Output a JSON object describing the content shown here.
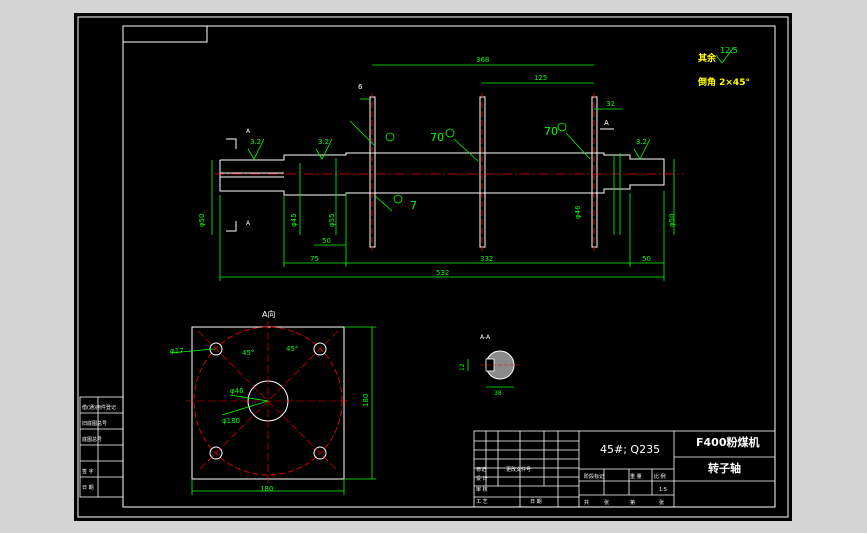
{
  "title_block": {
    "machine": "F400粉煤机",
    "part": "转子轴",
    "material": "45#; Q235",
    "scale": "1:5",
    "cells": [
      "描 图",
      "描 校",
      "底图总号",
      "签 名",
      "日 期",
      "标记",
      "处数",
      "更改文件号",
      "签 名",
      "日 期",
      "设 计",
      "审 核",
      "工 艺",
      "日 期",
      "共",
      "张",
      "第",
      "张",
      "阶段标记",
      "重 量",
      "比 例"
    ],
    "left_strip": [
      "借(通)用件登记",
      "旧底图总号",
      "底图总号",
      "签 字",
      "日 期"
    ]
  },
  "notes": {
    "roughness_label": "其余",
    "roughness_value": "12.5",
    "chamfer": "倒角 2×45°"
  },
  "main_view": {
    "dims": {
      "total_length": "532",
      "len_368": "368",
      "len_125": "125",
      "len_32": "32",
      "len_6": "6",
      "len_75": "75",
      "len_332": "332",
      "len_50a": "50",
      "len_50b": "50",
      "dia_left": "φ50",
      "dia_left2": "φ45",
      "dia_left3": "φ55",
      "dia_mid": "φ46",
      "dia_right": "φ50"
    },
    "roughness": [
      "3.2",
      "3.2",
      "3.2"
    ],
    "weld": [
      "70",
      "70",
      "7"
    ],
    "section_letter": "A"
  },
  "view_a": {
    "title": "A向",
    "hole": "φ17",
    "angle1": "45°",
    "angle2": "45°",
    "inner_dia": "φ46",
    "pcd": "φ180",
    "width": "180",
    "height": "180"
  },
  "section_aa": {
    "label": "A-A",
    "keyway": "12",
    "depth": "38"
  }
}
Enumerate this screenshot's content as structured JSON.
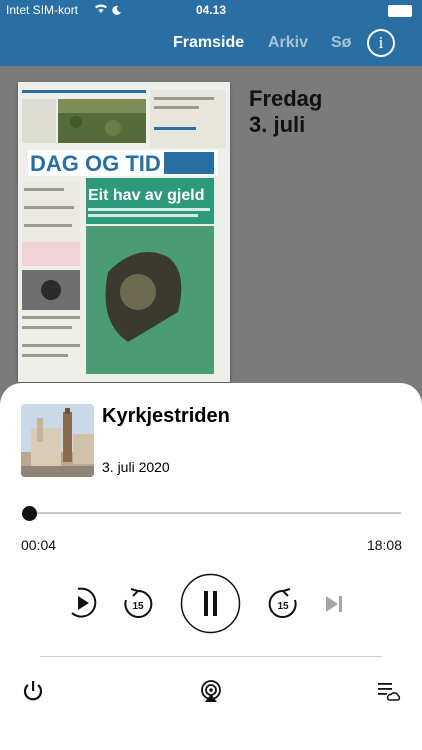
{
  "status": {
    "carrier": "Intet SIM-kort",
    "time": "04.13"
  },
  "nav": {
    "tabs": [
      {
        "label": "Framside"
      },
      {
        "label": "Arkiv"
      },
      {
        "label": "Sø"
      }
    ]
  },
  "issue": {
    "weekday": "Fredag",
    "date": "3. juli"
  },
  "cover": {
    "masthead": "DAG OG TID",
    "headline": "Eit hav av gjeld"
  },
  "player": {
    "title": "Kyrkjestriden",
    "date": "3. juli 2020",
    "elapsed": "00:04",
    "total": "18:08",
    "progress": 0.004,
    "skip_back_seconds": "15",
    "skip_forward_seconds": "15"
  }
}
^^^^^^^^^^^^^^^^
WORK TO COMPLETE:
Copy each line above that contains the word "content".

FINISHED ANSWER:
Output a JSON object describing the content shown here.
Enumerate this screenshot's content as structured JSON.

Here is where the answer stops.